┌─ INFORMATION SUPPLIED

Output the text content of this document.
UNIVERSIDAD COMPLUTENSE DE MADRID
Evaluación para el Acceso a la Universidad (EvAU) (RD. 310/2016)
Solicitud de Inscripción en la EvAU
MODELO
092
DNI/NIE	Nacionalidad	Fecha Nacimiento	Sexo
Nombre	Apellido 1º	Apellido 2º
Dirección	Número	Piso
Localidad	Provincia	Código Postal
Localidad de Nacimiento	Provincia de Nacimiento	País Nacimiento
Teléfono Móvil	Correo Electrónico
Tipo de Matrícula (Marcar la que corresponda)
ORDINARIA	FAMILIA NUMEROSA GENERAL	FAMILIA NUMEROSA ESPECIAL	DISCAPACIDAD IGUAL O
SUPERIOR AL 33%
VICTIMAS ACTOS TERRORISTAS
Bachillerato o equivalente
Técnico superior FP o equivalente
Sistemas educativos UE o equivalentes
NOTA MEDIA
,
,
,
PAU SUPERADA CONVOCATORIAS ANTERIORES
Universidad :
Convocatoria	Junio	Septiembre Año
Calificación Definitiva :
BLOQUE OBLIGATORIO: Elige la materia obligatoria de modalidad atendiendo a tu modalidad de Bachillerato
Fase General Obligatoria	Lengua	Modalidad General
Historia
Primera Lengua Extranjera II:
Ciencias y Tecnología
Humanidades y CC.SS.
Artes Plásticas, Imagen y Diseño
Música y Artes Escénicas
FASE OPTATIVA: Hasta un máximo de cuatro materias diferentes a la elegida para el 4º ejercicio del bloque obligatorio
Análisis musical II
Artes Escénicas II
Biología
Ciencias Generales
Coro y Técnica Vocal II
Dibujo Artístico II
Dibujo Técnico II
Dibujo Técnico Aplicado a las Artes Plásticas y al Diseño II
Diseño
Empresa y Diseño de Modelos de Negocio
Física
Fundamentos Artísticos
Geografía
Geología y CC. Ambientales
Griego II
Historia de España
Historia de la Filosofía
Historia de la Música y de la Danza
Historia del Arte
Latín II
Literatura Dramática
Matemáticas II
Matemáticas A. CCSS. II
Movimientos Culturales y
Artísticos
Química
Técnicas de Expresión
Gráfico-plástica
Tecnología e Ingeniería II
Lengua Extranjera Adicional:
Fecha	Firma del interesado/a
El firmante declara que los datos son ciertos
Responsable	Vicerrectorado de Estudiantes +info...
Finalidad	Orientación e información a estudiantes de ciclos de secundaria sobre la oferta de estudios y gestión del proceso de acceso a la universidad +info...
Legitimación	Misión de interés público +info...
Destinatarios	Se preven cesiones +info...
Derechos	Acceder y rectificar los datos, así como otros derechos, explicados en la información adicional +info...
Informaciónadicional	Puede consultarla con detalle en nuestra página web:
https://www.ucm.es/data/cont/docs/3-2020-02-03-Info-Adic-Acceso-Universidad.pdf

└─

__TASK DIRECTIONS__:
All entries must be repeated verbatim.

__TASK RESPONSE__:
Output the text content of this document.
UNIVERSIDAD COMPLUTENSE DE MADRID
Evaluación para el Acceso a la Universidad (EvAU) (RD. 310/2016)
Solicitud de Inscripción en la EvAU
MODELO
092
DNI/NIE	Nacionalidad	Fecha Nacimiento	Sexo
Nombre	Apellido 1º	Apellido 2º
Dirección	Número	Piso
Localidad	Provincia	Código Postal
Localidad de Nacimiento	Provincia de Nacimiento	País Nacimiento
Teléfono Móvil	Correo Electrónico
Tipo de Matrícula (Marcar la que corresponda)
ORDINARIA	FAMILIA NUMEROSA GENERAL	FAMILIA NUMEROSA ESPECIAL	DISCAPACIDAD IGUAL O
SUPERIOR AL 33%
VICTIMAS ACTOS TERRORISTAS
Bachillerato o equivalente
Técnico superior FP o equivalente
Sistemas educativos UE o equivalentes
NOTA MEDIA
,
,
,
PAU SUPERADA CONVOCATORIAS ANTERIORES
Universidad :
Convocatoria	Junio	Septiembre Año
Calificación Definitiva :
BLOQUE OBLIGATORIO: Elige la materia obligatoria de modalidad atendiendo a tu modalidad de Bachillerato
Fase General Obligatoria	Lengua	Modalidad General
Historia
Primera Lengua Extranjera II:
Ciencias y Tecnología
Humanidades y CC.SS.
Artes Plásticas, Imagen y Diseño
Música y Artes Escénicas
FASE OPTATIVA: Hasta un máximo de cuatro materias diferentes a la elegida para el 4º ejercicio del bloque obligatorio
Análisis musical II
Artes Escénicas II
Biología
Ciencias Generales
Coro y Técnica Vocal II
Dibujo Artístico II
Dibujo Técnico II
Dibujo Técnico Aplicado a las Artes Plásticas y al Diseño II
Diseño
Empresa y Diseño de Modelos de Negocio
Física
Fundamentos Artísticos
Geografía
Geología y CC. Ambientales
Griego II
Historia de España
Historia de la Filosofía
Historia de la Música y de la Danza
Historia del Arte
Latín II
Literatura Dramática
Matemáticas II
Matemáticas A. CCSS. II
Movimientos Culturales y
Artísticos
Química
Técnicas de Expresión
Gráfico-plástica
Tecnología e Ingeniería II
Lengua Extranjera Adicional:
Fecha	Firma del interesado/a
El firmante declara que los datos son ciertos
Responsable	Vicerrectorado de Estudiantes +info...
Finalidad	Orientación e información a estudiantes de ciclos de secundaria sobre la oferta de estudios y gestión del proceso de acceso a la universidad +info...
Legitimación	Misión de interés público +info...
Destinatarios	Se preven cesiones +info...
Derechos	Acceder y rectificar los datos, así como otros derechos, explicados en la información adicional +info...
Informaciónadicional	Puede consultarla con detalle en nuestra página web:
https://www.ucm.es/data/cont/docs/3-2020-02-03-Info-Adic-Acceso-Universidad.pdf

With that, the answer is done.